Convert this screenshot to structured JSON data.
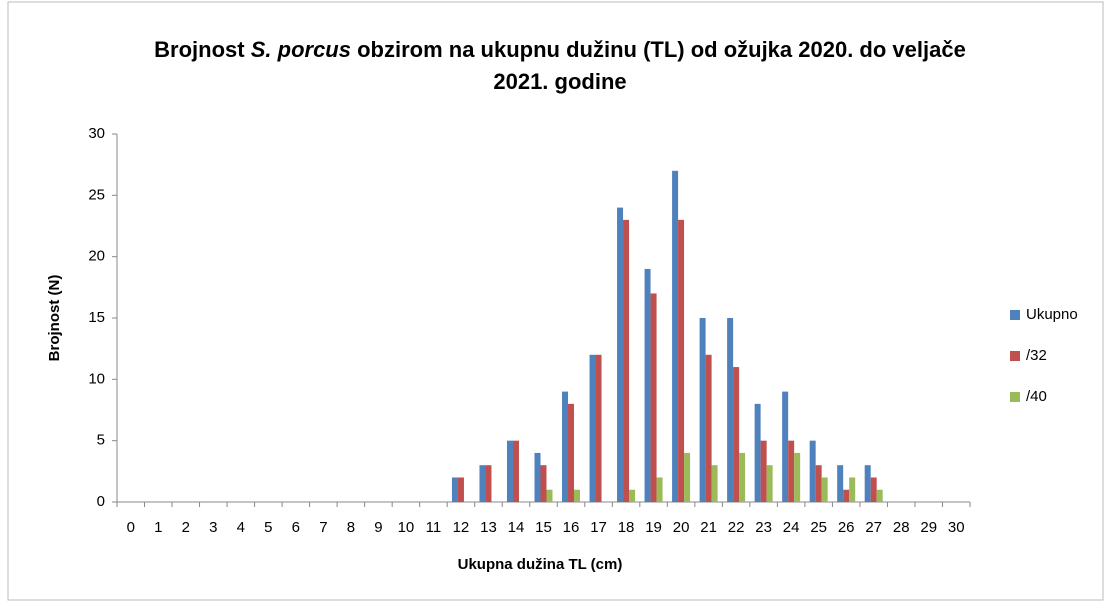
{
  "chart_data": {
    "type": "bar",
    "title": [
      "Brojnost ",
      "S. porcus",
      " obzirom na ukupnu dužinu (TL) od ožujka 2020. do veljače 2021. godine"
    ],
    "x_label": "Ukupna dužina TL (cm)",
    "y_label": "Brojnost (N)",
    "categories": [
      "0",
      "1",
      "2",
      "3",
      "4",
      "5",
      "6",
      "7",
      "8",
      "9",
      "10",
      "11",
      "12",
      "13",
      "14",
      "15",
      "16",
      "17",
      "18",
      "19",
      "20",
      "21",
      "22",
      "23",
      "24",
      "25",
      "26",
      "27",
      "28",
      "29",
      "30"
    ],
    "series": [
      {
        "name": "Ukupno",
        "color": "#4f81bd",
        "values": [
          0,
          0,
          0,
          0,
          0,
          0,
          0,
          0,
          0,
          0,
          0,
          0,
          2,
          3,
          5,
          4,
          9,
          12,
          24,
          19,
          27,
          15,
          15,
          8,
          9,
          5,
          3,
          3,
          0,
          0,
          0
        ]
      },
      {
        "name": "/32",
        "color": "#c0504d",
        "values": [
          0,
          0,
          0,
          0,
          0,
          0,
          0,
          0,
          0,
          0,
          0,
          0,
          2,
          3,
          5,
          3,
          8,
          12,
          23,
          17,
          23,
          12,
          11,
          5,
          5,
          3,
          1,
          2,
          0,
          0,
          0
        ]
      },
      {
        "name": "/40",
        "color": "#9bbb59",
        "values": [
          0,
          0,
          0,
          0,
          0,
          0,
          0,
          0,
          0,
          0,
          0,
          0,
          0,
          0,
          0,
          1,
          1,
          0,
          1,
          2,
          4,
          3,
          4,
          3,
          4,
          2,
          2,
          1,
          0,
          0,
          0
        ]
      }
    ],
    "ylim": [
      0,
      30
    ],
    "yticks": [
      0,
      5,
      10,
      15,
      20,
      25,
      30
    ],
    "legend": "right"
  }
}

☆ ☆ ☆

- Directive
Can you repeat every record above exactly, apart from the pictures?

- Answer for the task
Convert this screenshot to structured JSON data.
{
  "chart_data": {
    "type": "bar",
    "title": [
      "Brojnost ",
      "S. porcus",
      " obzirom na ukupnu dužinu (TL) od ožujka 2020. do veljače 2021. godine"
    ],
    "x_label": "Ukupna dužina TL (cm)",
    "y_label": "Brojnost (N)",
    "categories": [
      "0",
      "1",
      "2",
      "3",
      "4",
      "5",
      "6",
      "7",
      "8",
      "9",
      "10",
      "11",
      "12",
      "13",
      "14",
      "15",
      "16",
      "17",
      "18",
      "19",
      "20",
      "21",
      "22",
      "23",
      "24",
      "25",
      "26",
      "27",
      "28",
      "29",
      "30"
    ],
    "series": [
      {
        "name": "Ukupno",
        "color": "#4f81bd",
        "values": [
          0,
          0,
          0,
          0,
          0,
          0,
          0,
          0,
          0,
          0,
          0,
          0,
          2,
          3,
          5,
          4,
          9,
          12,
          24,
          19,
          27,
          15,
          15,
          8,
          9,
          5,
          3,
          3,
          0,
          0,
          0
        ]
      },
      {
        "name": "/32",
        "color": "#c0504d",
        "values": [
          0,
          0,
          0,
          0,
          0,
          0,
          0,
          0,
          0,
          0,
          0,
          0,
          2,
          3,
          5,
          3,
          8,
          12,
          23,
          17,
          23,
          12,
          11,
          5,
          5,
          3,
          1,
          2,
          0,
          0,
          0
        ]
      },
      {
        "name": "/40",
        "color": "#9bbb59",
        "values": [
          0,
          0,
          0,
          0,
          0,
          0,
          0,
          0,
          0,
          0,
          0,
          0,
          0,
          0,
          0,
          1,
          1,
          0,
          1,
          2,
          4,
          3,
          4,
          3,
          4,
          2,
          2,
          1,
          0,
          0,
          0
        ]
      }
    ],
    "ylim": [
      0,
      30
    ],
    "yticks": [
      0,
      5,
      10,
      15,
      20,
      25,
      30
    ],
    "legend": "right"
  }
}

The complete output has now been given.